§ **What to do**: Quote the whole listing verbatim.

§ **Data for this task**:
╔══

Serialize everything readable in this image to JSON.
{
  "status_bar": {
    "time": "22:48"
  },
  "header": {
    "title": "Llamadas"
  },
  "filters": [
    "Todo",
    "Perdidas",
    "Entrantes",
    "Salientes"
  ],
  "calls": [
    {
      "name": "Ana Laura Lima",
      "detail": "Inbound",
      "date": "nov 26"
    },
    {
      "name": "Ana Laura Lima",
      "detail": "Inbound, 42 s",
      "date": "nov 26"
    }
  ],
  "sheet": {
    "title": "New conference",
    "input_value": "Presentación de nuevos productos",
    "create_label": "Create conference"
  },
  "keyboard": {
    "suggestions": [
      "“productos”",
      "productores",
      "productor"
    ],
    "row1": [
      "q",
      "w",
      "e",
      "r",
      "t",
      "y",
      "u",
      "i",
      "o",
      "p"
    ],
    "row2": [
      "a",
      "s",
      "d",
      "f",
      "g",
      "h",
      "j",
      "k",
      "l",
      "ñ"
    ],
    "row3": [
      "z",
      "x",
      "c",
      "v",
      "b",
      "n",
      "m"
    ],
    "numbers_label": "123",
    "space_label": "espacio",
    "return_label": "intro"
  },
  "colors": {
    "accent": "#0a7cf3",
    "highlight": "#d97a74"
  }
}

╚══

§ **Response for this exercise**:
Serialize everything readable in this image to JSON.
{
  "status_bar": {
    "time": "22:48"
  },
  "header": {
    "title": "Llamadas"
  },
  "filters": [
    "Todo",
    "Perdidas",
    "Entrantes",
    "Salientes"
  ],
  "calls": [
    {
      "name": "Ana Laura Lima",
      "detail": "Inbound",
      "date": "nov 26"
    },
    {
      "name": "Ana Laura Lima",
      "detail": "Inbound, 42 s",
      "date": "nov 26"
    }
  ],
  "sheet": {
    "title": "New conference",
    "input_value": "Presentación de nuevos productos",
    "create_label": "Create conference"
  },
  "keyboard": {
    "suggestions": [
      "“productos”",
      "productores",
      "productor"
    ],
    "row1": [
      "q",
      "w",
      "e",
      "r",
      "t",
      "y",
      "u",
      "i",
      "o",
      "p"
    ],
    "row2": [
      "a",
      "s",
      "d",
      "f",
      "g",
      "h",
      "j",
      "k",
      "l",
      "ñ"
    ],
    "row3": [
      "z",
      "x",
      "c",
      "v",
      "b",
      "n",
      "m"
    ],
    "numbers_label": "123",
    "space_label": "espacio",
    "return_label": "intro"
  },
  "colors": {
    "accent": "#0a7cf3",
    "highlight": "#d97a74"
  }
}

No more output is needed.